→ **To do**: Give the number of lines in the data that contain "coins", and nothing more.

→ **Dataset content**:
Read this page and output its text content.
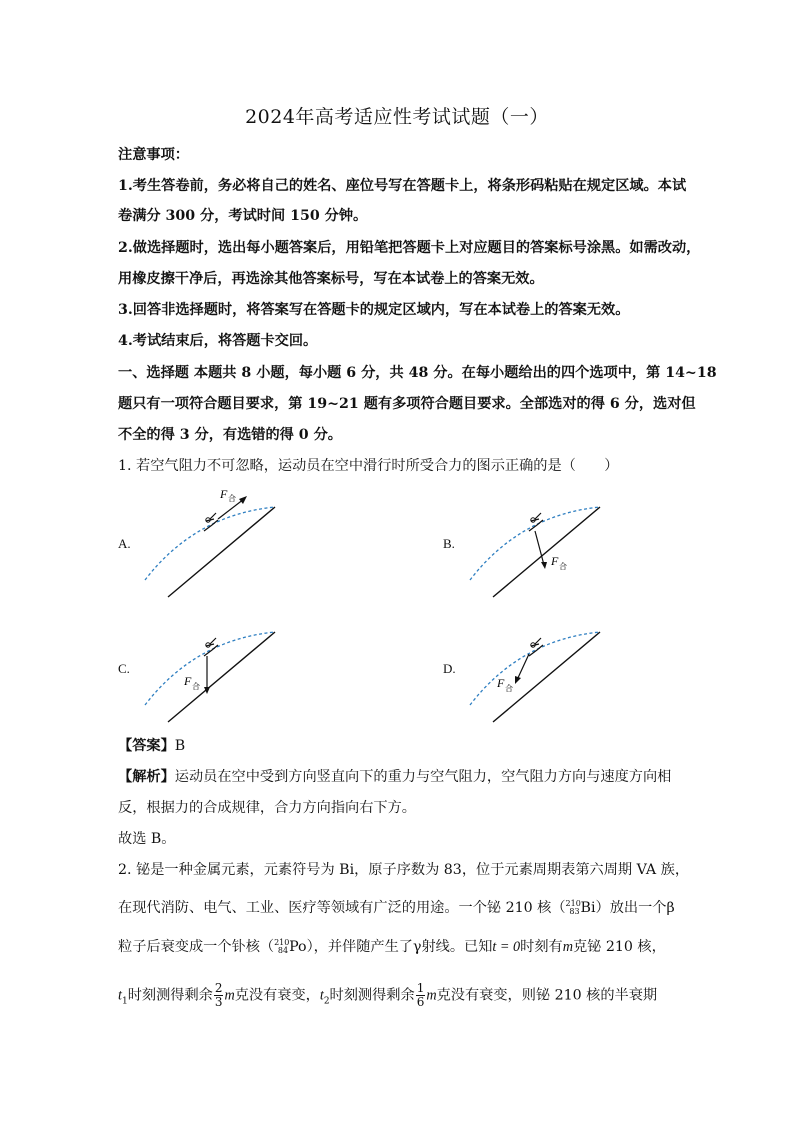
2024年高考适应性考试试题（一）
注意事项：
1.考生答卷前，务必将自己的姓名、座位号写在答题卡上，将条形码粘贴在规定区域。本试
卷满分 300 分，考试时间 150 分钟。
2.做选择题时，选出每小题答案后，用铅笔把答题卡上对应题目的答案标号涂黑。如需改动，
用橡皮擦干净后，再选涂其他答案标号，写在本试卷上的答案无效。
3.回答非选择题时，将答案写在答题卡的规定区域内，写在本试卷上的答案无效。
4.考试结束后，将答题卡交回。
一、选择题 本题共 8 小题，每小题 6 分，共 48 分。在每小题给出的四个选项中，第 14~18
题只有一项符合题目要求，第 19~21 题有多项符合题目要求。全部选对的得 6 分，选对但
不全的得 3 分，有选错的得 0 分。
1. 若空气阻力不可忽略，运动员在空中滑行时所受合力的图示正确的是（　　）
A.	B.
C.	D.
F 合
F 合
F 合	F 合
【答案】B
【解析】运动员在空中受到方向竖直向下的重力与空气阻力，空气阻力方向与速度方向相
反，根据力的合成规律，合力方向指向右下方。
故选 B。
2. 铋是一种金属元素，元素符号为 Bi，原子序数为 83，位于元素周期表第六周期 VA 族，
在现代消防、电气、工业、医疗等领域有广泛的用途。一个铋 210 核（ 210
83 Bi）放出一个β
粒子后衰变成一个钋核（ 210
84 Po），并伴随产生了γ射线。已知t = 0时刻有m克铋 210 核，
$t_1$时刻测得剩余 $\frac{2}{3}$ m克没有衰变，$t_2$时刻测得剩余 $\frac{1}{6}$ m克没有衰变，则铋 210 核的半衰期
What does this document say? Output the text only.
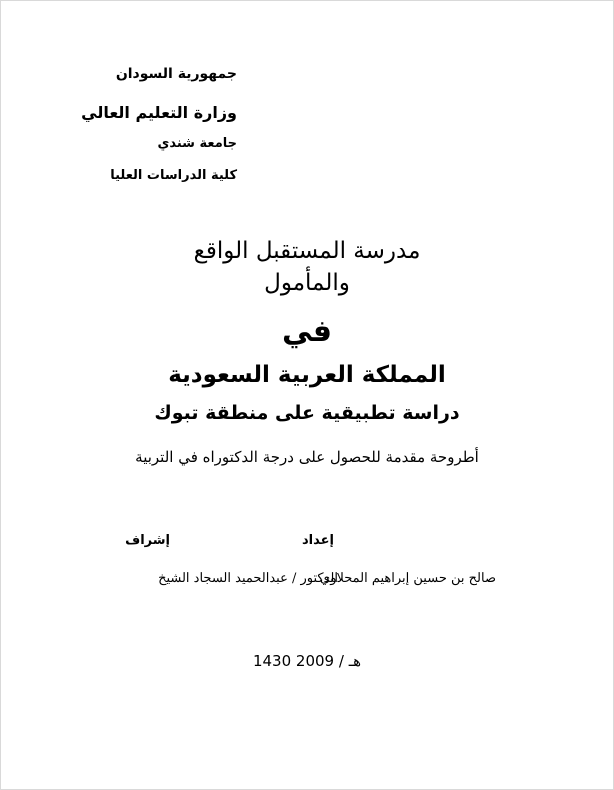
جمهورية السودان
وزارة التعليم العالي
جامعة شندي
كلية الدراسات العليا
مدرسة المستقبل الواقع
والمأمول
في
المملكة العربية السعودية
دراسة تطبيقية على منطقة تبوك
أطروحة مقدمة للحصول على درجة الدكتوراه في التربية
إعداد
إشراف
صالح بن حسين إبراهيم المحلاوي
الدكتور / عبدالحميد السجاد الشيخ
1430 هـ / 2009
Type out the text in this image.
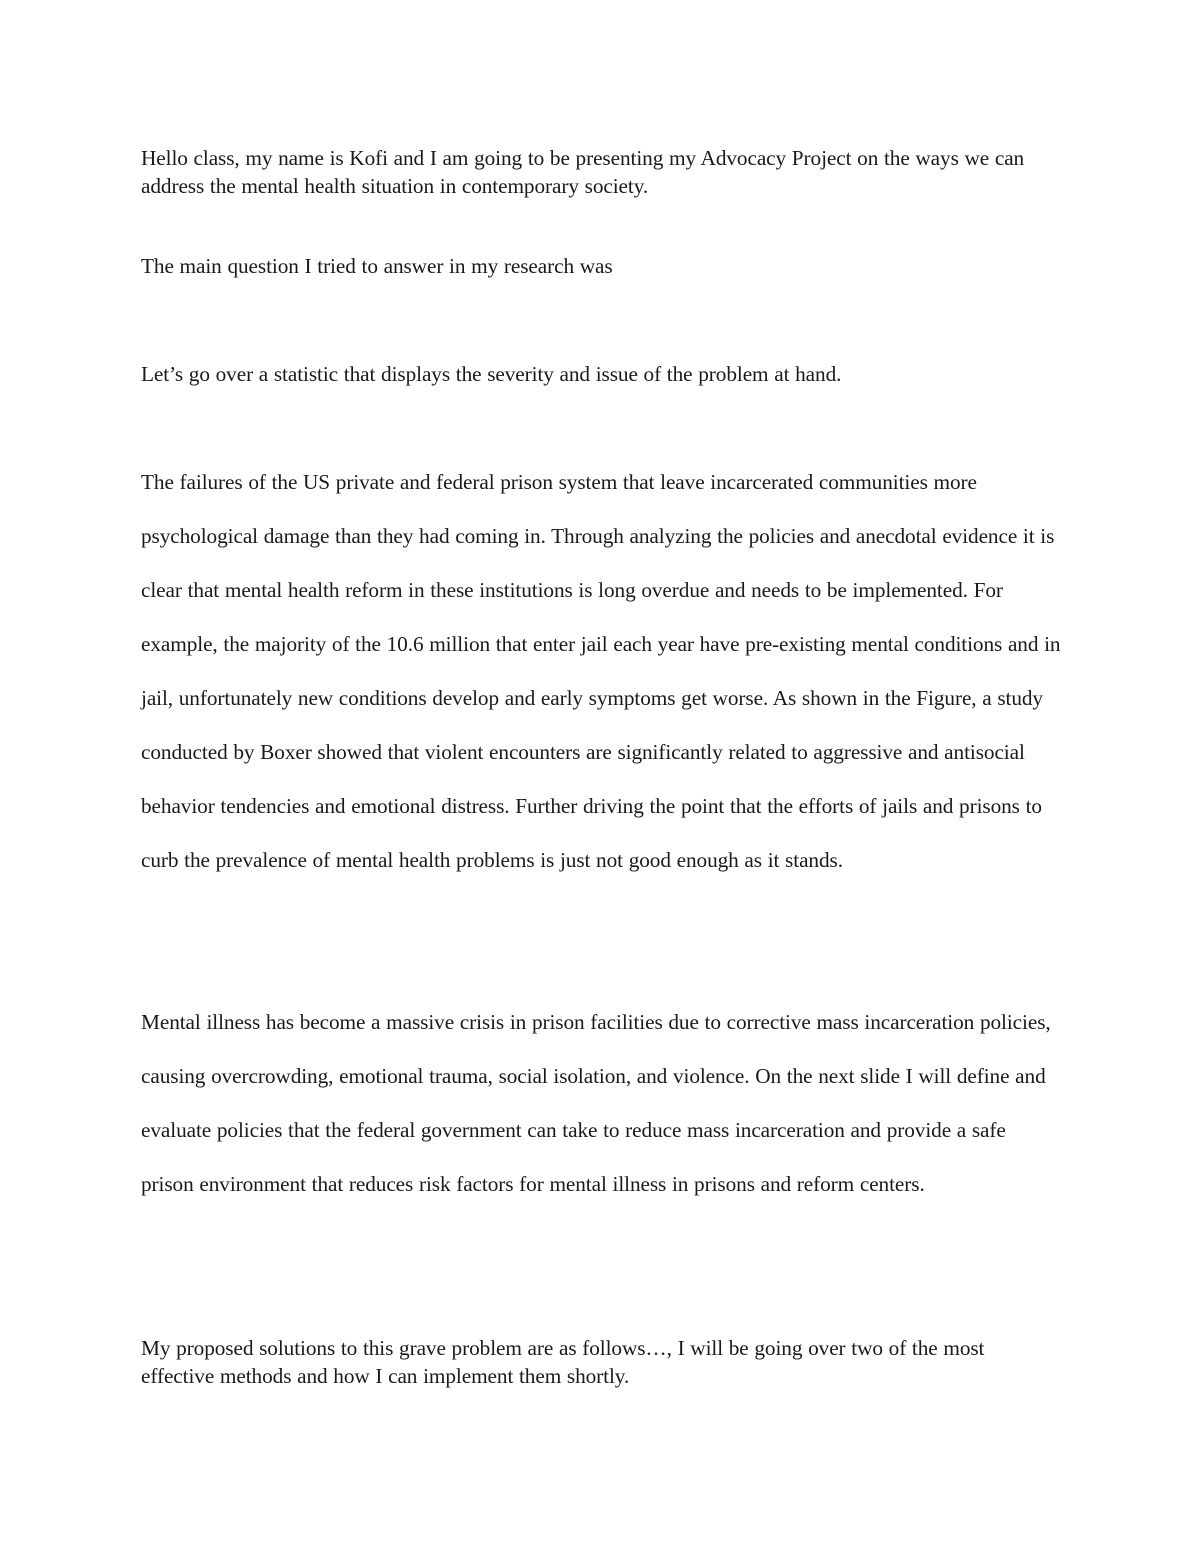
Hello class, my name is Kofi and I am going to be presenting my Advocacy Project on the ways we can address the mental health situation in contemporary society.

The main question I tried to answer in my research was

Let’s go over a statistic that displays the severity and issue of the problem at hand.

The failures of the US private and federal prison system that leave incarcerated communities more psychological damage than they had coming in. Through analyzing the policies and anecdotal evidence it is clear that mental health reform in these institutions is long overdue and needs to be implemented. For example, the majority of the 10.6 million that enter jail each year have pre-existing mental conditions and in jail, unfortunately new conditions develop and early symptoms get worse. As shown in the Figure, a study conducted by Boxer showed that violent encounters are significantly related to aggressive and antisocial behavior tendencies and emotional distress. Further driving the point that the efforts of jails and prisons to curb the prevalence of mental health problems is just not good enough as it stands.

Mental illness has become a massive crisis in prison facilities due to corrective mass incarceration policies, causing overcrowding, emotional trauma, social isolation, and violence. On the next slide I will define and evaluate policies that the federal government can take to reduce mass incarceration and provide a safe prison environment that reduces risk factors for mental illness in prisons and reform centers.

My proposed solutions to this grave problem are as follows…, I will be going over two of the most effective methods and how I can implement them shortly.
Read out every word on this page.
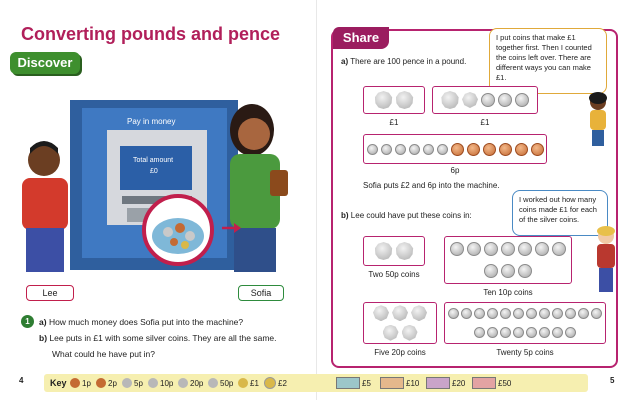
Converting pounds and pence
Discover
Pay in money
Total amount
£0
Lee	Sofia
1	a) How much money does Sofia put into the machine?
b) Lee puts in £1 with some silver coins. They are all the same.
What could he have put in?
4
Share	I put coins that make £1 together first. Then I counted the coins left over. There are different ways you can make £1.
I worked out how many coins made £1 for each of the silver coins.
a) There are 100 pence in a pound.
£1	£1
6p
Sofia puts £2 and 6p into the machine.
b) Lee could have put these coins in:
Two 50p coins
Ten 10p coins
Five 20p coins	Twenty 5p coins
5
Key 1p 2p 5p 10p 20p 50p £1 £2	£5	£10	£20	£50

→ **Worked solution**: 7